— start of DATASET ROWS —
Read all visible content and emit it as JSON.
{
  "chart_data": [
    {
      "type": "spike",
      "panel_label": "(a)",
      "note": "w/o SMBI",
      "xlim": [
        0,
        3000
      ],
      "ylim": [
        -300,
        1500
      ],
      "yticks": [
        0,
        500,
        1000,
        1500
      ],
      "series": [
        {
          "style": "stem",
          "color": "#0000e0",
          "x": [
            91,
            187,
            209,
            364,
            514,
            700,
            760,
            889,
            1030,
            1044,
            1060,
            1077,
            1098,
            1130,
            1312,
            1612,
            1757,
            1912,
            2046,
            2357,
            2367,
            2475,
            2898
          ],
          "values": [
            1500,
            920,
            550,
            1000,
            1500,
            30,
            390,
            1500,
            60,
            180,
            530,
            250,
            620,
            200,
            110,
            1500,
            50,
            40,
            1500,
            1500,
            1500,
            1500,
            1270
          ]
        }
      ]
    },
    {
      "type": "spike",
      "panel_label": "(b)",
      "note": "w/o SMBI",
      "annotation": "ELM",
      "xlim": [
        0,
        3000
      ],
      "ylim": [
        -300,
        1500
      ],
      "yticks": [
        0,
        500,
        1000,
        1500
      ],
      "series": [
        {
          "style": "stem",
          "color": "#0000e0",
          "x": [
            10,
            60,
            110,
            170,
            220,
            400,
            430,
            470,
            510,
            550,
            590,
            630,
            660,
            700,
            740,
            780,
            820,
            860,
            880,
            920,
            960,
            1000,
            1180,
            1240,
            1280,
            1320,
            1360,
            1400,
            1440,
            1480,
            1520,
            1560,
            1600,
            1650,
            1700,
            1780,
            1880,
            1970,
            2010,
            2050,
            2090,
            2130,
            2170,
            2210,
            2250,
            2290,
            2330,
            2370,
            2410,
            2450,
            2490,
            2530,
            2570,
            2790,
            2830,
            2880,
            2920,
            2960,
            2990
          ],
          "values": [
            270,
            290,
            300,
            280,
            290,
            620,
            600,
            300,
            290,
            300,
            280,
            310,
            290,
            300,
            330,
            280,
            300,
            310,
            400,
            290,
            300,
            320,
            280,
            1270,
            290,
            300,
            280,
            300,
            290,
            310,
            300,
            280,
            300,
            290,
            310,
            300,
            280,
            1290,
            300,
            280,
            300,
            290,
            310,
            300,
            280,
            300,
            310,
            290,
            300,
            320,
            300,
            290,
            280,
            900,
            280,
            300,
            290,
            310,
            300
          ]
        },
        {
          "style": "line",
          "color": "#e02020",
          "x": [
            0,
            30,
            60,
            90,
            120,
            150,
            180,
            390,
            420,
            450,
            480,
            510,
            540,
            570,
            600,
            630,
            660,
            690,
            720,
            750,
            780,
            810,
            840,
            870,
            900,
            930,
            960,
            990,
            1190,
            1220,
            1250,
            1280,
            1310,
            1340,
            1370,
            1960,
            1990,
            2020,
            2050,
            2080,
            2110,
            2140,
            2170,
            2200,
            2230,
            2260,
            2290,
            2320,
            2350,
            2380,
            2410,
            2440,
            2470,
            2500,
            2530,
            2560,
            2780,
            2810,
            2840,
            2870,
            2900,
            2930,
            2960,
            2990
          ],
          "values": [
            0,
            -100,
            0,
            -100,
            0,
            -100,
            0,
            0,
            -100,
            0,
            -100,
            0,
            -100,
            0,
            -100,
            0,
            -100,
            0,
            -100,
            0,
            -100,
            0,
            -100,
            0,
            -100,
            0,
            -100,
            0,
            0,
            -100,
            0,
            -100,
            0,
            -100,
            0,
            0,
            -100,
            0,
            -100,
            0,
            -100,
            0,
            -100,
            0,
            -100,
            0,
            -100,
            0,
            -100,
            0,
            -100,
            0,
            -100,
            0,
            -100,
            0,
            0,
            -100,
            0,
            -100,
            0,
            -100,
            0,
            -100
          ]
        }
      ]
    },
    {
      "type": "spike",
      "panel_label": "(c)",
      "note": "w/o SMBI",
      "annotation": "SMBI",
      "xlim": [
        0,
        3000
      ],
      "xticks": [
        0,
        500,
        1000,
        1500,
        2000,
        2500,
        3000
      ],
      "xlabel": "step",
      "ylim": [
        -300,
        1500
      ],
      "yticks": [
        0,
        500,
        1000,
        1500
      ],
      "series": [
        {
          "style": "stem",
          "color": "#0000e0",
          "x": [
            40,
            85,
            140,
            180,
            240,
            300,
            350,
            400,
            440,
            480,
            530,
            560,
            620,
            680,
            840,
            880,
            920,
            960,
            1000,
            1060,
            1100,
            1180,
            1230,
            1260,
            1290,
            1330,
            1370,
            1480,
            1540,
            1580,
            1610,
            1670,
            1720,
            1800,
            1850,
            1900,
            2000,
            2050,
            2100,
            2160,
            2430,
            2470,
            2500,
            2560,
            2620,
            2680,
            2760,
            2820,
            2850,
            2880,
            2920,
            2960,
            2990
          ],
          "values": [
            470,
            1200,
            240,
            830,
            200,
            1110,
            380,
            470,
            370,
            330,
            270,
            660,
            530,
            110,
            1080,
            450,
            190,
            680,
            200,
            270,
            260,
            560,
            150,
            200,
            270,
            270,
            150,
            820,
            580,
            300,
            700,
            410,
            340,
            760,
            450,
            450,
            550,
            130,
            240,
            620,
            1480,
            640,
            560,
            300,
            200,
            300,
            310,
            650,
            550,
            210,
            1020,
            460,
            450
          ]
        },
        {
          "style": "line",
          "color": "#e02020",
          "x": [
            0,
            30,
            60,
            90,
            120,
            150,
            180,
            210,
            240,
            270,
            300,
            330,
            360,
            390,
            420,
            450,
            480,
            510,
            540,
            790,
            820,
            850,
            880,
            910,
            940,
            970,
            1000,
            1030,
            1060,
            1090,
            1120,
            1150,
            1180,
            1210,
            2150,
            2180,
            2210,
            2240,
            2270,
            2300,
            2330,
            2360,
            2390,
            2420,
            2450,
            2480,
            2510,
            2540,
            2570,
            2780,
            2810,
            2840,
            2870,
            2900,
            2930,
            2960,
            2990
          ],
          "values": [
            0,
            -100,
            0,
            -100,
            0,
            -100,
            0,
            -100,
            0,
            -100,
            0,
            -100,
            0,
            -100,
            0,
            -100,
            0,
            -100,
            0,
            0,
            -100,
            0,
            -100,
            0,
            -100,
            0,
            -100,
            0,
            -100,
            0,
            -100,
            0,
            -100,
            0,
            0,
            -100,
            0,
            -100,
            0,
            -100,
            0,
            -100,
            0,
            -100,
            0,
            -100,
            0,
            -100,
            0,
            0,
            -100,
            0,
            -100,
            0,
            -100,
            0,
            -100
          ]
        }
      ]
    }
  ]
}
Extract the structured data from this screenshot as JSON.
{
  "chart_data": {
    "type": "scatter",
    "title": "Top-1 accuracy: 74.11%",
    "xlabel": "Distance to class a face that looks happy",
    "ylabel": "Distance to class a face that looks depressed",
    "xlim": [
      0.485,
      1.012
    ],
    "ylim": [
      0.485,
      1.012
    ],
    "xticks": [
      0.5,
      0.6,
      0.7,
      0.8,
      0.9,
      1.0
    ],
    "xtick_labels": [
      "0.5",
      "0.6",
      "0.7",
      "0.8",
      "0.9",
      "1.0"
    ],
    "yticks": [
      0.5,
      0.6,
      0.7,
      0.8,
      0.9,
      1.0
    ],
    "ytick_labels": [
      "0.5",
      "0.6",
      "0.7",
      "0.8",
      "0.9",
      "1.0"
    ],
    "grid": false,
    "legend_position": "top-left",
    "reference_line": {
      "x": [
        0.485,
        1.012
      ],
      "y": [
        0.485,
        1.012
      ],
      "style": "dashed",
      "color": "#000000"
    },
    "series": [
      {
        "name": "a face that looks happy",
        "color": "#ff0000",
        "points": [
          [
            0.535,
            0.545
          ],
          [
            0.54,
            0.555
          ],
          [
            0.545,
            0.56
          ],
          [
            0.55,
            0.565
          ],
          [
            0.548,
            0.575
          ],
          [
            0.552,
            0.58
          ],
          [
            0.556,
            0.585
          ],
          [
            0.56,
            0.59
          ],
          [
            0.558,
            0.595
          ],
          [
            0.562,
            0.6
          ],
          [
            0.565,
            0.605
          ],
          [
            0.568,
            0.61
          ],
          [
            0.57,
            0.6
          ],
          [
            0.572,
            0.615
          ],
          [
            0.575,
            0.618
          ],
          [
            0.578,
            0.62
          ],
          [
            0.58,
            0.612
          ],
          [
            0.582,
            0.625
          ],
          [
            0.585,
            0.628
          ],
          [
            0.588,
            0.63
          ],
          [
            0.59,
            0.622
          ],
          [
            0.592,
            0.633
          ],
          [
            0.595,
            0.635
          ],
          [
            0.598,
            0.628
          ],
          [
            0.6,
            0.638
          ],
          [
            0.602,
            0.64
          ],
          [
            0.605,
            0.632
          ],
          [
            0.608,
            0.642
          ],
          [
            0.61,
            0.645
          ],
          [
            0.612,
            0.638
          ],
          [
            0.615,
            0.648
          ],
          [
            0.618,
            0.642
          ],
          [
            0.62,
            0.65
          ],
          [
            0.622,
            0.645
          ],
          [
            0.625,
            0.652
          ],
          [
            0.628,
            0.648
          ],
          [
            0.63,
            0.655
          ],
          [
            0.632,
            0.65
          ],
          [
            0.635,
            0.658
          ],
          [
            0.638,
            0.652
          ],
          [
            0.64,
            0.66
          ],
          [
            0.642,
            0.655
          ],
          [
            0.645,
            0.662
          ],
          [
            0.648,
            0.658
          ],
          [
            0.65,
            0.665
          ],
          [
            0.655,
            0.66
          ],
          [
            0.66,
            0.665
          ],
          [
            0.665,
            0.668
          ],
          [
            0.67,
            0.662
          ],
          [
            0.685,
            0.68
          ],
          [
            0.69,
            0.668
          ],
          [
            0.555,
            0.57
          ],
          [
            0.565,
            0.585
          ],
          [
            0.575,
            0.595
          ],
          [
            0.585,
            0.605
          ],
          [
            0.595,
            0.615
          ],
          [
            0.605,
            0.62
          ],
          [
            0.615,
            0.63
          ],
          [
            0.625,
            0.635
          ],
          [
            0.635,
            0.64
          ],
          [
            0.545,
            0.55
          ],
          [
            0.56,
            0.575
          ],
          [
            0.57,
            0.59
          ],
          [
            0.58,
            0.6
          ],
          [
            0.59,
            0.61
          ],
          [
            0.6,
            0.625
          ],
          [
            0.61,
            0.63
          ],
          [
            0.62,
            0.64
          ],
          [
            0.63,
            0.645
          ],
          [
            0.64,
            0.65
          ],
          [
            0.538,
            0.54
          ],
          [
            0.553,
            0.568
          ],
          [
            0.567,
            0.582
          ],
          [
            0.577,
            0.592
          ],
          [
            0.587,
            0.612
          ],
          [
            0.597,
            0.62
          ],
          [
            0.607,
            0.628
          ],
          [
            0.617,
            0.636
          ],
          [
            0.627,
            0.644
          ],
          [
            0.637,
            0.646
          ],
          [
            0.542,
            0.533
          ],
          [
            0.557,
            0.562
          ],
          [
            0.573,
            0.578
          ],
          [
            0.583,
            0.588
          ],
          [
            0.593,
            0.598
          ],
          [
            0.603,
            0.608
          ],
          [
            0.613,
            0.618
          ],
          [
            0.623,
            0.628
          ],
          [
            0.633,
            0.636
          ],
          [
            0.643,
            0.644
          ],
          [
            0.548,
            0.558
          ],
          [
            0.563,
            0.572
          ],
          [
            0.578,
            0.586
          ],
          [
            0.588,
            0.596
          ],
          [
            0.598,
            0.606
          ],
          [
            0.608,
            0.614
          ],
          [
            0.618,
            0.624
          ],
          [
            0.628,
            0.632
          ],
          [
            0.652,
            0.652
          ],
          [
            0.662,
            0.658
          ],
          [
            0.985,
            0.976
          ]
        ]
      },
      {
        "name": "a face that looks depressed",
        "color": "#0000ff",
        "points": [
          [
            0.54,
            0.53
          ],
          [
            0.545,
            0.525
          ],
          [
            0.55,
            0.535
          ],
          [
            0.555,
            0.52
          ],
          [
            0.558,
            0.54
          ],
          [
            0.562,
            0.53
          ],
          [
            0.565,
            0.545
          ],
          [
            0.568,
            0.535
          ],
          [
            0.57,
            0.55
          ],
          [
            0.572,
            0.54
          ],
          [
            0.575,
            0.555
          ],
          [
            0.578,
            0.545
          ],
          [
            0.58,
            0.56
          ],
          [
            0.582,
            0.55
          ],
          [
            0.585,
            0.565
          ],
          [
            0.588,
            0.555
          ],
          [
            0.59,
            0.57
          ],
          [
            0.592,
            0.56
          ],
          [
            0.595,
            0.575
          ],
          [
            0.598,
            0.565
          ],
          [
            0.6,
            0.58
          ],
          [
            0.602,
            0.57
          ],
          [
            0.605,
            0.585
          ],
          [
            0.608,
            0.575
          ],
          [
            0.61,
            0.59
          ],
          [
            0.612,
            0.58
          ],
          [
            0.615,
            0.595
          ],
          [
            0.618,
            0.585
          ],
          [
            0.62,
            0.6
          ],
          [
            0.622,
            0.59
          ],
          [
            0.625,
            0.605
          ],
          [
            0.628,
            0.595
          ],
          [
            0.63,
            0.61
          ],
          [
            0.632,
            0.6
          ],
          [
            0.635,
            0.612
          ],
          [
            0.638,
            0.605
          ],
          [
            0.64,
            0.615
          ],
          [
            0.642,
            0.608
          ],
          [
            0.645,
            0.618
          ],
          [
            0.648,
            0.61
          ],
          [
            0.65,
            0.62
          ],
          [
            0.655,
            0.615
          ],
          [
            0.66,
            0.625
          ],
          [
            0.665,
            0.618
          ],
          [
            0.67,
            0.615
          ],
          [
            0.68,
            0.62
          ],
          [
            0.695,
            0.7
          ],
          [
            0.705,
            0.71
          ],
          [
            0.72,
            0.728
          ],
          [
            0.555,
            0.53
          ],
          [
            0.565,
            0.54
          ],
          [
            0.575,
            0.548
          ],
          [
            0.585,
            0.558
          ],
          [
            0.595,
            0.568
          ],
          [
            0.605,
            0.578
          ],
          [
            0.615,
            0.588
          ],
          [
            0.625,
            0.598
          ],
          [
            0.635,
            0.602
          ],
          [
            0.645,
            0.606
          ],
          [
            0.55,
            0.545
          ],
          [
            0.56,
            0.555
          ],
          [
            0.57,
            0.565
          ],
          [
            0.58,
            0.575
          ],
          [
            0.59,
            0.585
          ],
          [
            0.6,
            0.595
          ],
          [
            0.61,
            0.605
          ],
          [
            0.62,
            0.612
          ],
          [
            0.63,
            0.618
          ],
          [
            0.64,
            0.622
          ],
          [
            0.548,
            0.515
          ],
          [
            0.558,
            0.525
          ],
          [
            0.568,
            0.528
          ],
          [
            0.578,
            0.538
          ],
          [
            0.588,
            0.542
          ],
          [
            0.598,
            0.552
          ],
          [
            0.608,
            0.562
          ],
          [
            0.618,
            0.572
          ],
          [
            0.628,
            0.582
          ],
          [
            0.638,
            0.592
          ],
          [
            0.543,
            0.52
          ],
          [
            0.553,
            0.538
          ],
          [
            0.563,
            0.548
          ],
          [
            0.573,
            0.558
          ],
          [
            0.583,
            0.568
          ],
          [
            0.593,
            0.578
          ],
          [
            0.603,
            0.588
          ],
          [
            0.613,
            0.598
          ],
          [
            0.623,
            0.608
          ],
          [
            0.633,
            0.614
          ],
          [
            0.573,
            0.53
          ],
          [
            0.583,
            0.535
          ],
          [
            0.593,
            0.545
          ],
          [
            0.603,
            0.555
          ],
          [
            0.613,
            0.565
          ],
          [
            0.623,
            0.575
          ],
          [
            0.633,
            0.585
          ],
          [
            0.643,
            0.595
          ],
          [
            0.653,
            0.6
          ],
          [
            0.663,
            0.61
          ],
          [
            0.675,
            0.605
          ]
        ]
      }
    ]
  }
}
— end of DATASET ROWS —
▸ **TASK DETAILS**:
Scan the material above. Copy each line where "xlabel" occurs.

▸ **REPLY**:
      "xlabel": "step",
    "xlabel": "Distance to class a face that looks happy",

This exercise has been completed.